=== PROVIDED TEXT ===
########################################

Only radical, yet people friendly solution of PRT type, like MISTER, can do it.

More details about MISTER can be found at: http://www.mist-er.com/index-en.htm

How will this be possible ?! It is quite simple because 3 main components of any transportation system are staffing, maintenance-repairs and energy. Each of those will cost 5-10 times less in MISTER, hence the profit potential will be huge and the capital expenditure will also be several times less than any roads or rails infrastructure.

What is different about MISTER as compared to other PRT systems ?

It seems to be a unique combination of the simplest and most common sense solutions, which, surprisingly, no one else has come up with.

Firstly, MISTER’s vehicles, similar to ski gondolas (for max 4 persons), will travel at low speeds of some 40km/h. They will not require any exotic nor expensive technologies like MAGLEV (in SkyTran) nor unguided steering control and batteries (in ULTra).

########################################

=== LISTED RECORDS ===
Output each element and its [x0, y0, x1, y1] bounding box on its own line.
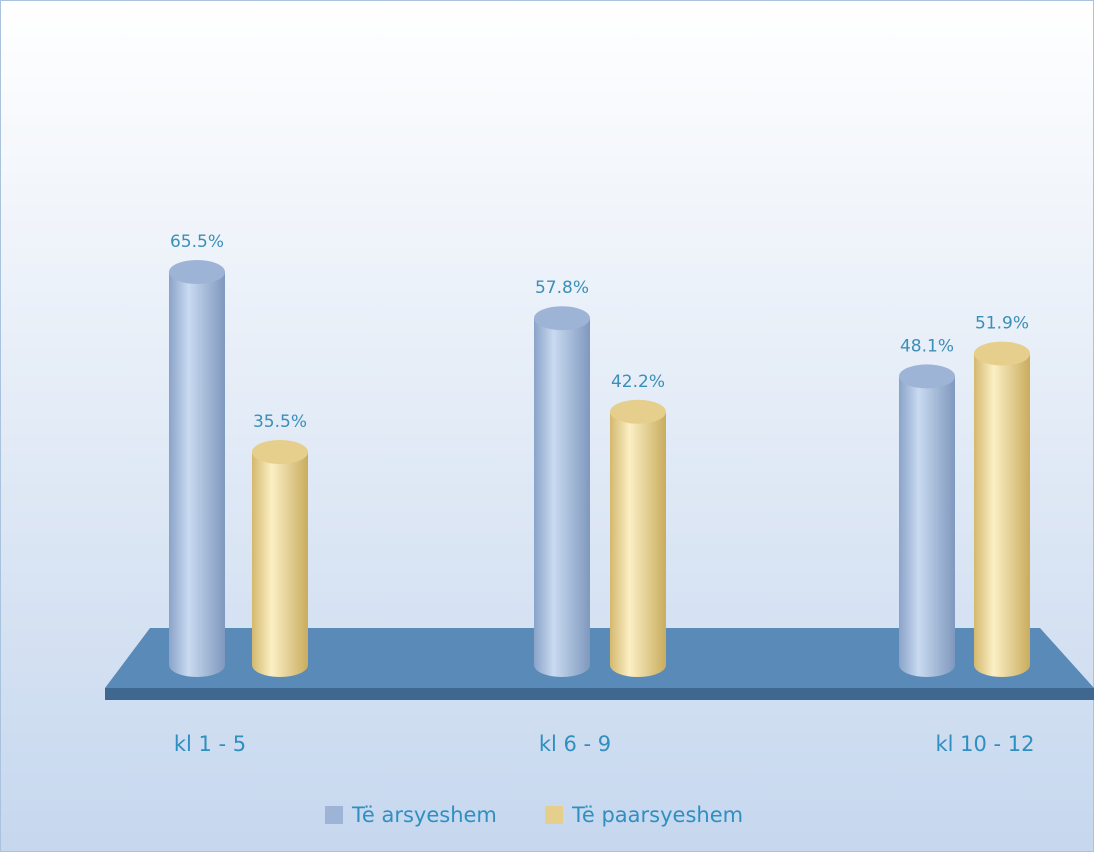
- floor: [105, 628, 1094, 688]
- cylinder-top: [534, 306, 590, 331]
- x-tick-label: kl 6 - 9: [539, 732, 611, 756]
- cylinder-top: [899, 364, 955, 389]
- bar: [610, 411, 666, 665]
- legend-swatch: [325, 806, 343, 824]
- cylinder-top: [169, 260, 225, 284]
- value-label: 35.5%: [253, 412, 307, 432]
- value-label: 65.5%: [170, 232, 224, 252]
- bar: [974, 353, 1030, 665]
- value-label: 48.1%: [900, 336, 954, 356]
- floor-edge: [105, 688, 1094, 700]
- cylinder-top: [974, 341, 1030, 366]
- bar: [169, 272, 225, 665]
- bar: [899, 376, 955, 665]
- cylinder-top: [610, 399, 666, 424]
- bar: [252, 452, 308, 665]
- legend-label: Të paarsyeshem: [571, 803, 743, 827]
- x-tick-label: kl 1 - 5: [174, 732, 246, 756]
- value-label: 57.8%: [535, 278, 589, 298]
- value-label: 51.9%: [975, 314, 1029, 334]
- legend-label: Të arsyeshem: [351, 803, 497, 827]
- x-tick-label: kl 10 - 12: [935, 732, 1034, 756]
- legend-swatch: [545, 806, 563, 824]
- value-label: 42.2%: [611, 372, 665, 392]
- cylinder-top: [252, 440, 308, 464]
- bar: [534, 318, 590, 665]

########################################

=== TASKS TO PERFORM ===
1. In the text about the MISTER transit system, at roughly what speed will MISTER's vehicles travel?
2. Transcribe the portion of the MISTER text starting at "How will this" and ending at "come up with.".

=== RESULTS FOR THE EXERCISE ===
1. Some 40 km/h.

2.
How will this be possible ?! It is quite simple because 3 main components of any transportation system are staffing, maintenance-repairs and energy. Each of those will cost 5-10 times less in MISTER, hence the profit potential will be huge and the capital expenditure will also be several times less than any roads or rails infrastructure.

What is different about MISTER as compared to other PRT systems ?

It seems to be a unique combination of the simplest and most common sense solutions, which, surprisingly, no one else has come up with.